● **DO THIS**
Which lines below hold the word "Boba"? Report each one.

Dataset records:
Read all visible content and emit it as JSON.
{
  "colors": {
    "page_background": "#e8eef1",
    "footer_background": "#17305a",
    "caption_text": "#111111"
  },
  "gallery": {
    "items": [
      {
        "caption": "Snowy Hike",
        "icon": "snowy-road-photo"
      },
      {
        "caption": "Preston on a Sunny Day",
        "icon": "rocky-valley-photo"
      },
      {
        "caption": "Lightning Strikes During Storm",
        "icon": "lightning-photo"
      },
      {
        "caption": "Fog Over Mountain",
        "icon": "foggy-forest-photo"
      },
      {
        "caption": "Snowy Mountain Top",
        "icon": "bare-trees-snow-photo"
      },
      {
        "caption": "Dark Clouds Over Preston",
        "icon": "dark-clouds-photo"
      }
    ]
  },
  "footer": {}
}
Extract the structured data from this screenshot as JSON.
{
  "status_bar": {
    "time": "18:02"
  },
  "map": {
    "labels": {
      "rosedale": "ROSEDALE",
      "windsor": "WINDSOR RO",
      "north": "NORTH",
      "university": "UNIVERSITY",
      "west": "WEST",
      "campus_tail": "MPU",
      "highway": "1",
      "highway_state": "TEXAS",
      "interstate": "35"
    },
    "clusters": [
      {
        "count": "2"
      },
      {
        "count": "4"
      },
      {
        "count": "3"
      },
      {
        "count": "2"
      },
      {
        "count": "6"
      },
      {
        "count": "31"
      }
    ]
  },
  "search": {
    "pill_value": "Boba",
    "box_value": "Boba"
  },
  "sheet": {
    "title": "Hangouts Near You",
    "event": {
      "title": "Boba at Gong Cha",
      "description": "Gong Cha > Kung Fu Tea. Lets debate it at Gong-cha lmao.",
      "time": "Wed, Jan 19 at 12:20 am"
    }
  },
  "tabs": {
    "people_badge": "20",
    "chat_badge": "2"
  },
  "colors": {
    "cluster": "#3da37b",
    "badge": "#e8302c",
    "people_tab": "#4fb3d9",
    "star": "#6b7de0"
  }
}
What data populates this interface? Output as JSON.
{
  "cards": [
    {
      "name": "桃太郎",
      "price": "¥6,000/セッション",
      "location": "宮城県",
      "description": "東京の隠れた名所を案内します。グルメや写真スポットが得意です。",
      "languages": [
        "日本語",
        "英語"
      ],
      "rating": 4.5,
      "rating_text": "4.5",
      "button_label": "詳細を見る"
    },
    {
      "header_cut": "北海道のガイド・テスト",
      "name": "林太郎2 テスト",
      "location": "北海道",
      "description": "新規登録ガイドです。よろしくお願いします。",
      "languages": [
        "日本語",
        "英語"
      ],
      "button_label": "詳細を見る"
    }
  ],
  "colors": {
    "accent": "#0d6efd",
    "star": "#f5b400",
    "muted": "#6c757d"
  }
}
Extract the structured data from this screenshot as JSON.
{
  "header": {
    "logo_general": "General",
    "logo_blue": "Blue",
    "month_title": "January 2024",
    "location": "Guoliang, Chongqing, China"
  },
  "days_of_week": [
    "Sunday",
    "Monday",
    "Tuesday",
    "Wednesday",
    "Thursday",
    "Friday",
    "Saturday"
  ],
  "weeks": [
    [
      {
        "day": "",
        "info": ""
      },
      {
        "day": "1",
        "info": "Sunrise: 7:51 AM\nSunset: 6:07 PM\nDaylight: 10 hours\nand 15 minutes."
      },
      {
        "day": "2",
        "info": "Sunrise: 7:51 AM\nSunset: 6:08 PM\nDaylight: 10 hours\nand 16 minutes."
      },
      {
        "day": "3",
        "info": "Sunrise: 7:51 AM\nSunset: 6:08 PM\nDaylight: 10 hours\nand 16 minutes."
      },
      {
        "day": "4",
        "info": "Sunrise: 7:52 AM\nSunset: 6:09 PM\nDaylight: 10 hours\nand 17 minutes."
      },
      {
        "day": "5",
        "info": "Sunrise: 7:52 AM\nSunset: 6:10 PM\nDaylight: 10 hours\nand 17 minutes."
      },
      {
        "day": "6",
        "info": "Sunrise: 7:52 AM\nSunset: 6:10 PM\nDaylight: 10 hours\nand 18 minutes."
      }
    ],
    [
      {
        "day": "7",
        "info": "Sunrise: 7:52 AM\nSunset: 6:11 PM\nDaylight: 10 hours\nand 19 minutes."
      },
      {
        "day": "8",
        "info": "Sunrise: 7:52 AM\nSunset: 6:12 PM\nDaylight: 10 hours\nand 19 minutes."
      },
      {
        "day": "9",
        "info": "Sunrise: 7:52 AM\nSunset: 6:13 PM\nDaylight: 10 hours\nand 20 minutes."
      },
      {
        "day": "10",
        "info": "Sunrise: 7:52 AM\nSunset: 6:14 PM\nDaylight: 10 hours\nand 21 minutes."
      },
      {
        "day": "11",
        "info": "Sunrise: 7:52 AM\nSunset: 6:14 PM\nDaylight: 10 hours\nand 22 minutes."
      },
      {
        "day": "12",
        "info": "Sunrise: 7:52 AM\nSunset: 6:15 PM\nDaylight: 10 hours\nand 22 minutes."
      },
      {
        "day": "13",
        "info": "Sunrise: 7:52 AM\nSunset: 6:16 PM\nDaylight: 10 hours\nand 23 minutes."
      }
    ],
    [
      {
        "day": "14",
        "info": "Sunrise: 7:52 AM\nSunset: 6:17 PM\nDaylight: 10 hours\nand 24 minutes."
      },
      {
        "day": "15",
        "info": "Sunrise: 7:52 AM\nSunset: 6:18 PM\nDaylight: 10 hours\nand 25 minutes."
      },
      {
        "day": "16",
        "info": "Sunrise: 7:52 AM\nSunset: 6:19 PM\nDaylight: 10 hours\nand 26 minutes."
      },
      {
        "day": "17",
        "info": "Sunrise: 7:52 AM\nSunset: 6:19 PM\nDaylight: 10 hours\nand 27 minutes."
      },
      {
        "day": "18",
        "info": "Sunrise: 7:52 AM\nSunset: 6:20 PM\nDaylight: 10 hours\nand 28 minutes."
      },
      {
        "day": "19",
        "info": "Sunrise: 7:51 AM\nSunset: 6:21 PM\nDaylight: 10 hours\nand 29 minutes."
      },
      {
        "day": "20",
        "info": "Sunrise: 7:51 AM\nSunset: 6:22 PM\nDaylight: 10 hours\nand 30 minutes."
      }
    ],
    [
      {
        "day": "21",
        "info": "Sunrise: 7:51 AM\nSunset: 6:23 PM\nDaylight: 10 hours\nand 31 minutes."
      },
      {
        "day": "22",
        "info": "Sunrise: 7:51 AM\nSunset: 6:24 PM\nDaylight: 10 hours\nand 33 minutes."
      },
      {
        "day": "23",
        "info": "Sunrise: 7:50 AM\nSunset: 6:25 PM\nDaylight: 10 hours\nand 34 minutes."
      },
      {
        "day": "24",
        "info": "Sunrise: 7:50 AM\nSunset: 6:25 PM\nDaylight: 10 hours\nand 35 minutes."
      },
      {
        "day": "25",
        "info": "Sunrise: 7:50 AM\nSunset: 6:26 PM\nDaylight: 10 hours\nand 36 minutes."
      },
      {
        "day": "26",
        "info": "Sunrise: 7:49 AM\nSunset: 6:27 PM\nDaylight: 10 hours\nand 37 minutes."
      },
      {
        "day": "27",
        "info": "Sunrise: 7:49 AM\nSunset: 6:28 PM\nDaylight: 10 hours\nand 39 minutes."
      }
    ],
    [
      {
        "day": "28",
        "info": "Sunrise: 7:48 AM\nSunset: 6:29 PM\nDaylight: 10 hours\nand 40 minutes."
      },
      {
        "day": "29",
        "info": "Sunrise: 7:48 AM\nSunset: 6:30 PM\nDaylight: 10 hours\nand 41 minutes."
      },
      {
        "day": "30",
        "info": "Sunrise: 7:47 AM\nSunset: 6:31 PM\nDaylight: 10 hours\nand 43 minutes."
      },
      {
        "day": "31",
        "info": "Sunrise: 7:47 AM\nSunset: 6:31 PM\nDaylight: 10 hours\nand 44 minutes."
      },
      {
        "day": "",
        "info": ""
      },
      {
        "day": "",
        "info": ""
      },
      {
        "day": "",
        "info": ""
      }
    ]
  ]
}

● **FULL ANSWER**
    "pill_value": "Boba",
    "box_value": "Boba"
      "title": "Boba at Gong Cha",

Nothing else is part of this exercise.